» **WHAT TO WORK ON**: Make an exact copy of the records, with the images left out.
++++
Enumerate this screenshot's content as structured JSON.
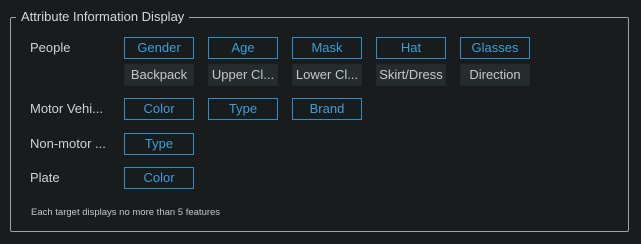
{
  "panel": {
    "title": "Attribute Information Display"
  },
  "people": {
    "label": "People",
    "row1": [
      {
        "label": "Gender",
        "selected": true
      },
      {
        "label": "Age",
        "selected": true
      },
      {
        "label": "Mask",
        "selected": true
      },
      {
        "label": "Hat",
        "selected": true
      },
      {
        "label": "Glasses",
        "selected": true
      }
    ],
    "row2": [
      {
        "label": "Backpack",
        "selected": false
      },
      {
        "label": "Upper Cl...",
        "selected": false
      },
      {
        "label": "Lower Cl...",
        "selected": false
      },
      {
        "label": "Skirt/Dress",
        "selected": false
      },
      {
        "label": "Direction",
        "selected": false
      }
    ]
  },
  "motor_vehicle": {
    "label": "Motor Vehi...",
    "options": [
      {
        "label": "Color",
        "selected": true
      },
      {
        "label": "Type",
        "selected": true
      },
      {
        "label": "Brand",
        "selected": true
      }
    ]
  },
  "non_motor": {
    "label": "Non-motor ...",
    "options": [
      {
        "label": "Type",
        "selected": true
      }
    ]
  },
  "plate": {
    "label": "Plate",
    "options": [
      {
        "label": "Color",
        "selected": true
      }
    ]
  },
  "footnote": "Each target displays no more than 5 features",
  "colors": {
    "background": "#181c1c",
    "selected_text": "#3aa0dc",
    "selected_border": "#2e8fc8",
    "unselected_fill": "#262b2b",
    "unselected_text": "#c5c8c8"
  }
}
++++
» **EXPECTED OUTPUT**:
Enumerate this screenshot's content as structured JSON.
{
  "panel": {
    "title": "Attribute Information Display"
  },
  "people": {
    "label": "People",
    "row1": [
      {
        "label": "Gender",
        "selected": true
      },
      {
        "label": "Age",
        "selected": true
      },
      {
        "label": "Mask",
        "selected": true
      },
      {
        "label": "Hat",
        "selected": true
      },
      {
        "label": "Glasses",
        "selected": true
      }
    ],
    "row2": [
      {
        "label": "Backpack",
        "selected": false
      },
      {
        "label": "Upper Cl...",
        "selected": false
      },
      {
        "label": "Lower Cl...",
        "selected": false
      },
      {
        "label": "Skirt/Dress",
        "selected": false
      },
      {
        "label": "Direction",
        "selected": false
      }
    ]
  },
  "motor_vehicle": {
    "label": "Motor Vehi...",
    "options": [
      {
        "label": "Color",
        "selected": true
      },
      {
        "label": "Type",
        "selected": true
      },
      {
        "label": "Brand",
        "selected": true
      }
    ]
  },
  "non_motor": {
    "label": "Non-motor ...",
    "options": [
      {
        "label": "Type",
        "selected": true
      }
    ]
  },
  "plate": {
    "label": "Plate",
    "options": [
      {
        "label": "Color",
        "selected": true
      }
    ]
  },
  "footnote": "Each target displays no more than 5 features",
  "colors": {
    "background": "#181c1c",
    "selected_text": "#3aa0dc",
    "selected_border": "#2e8fc8",
    "unselected_fill": "#262b2b",
    "unselected_text": "#c5c8c8"
  }
}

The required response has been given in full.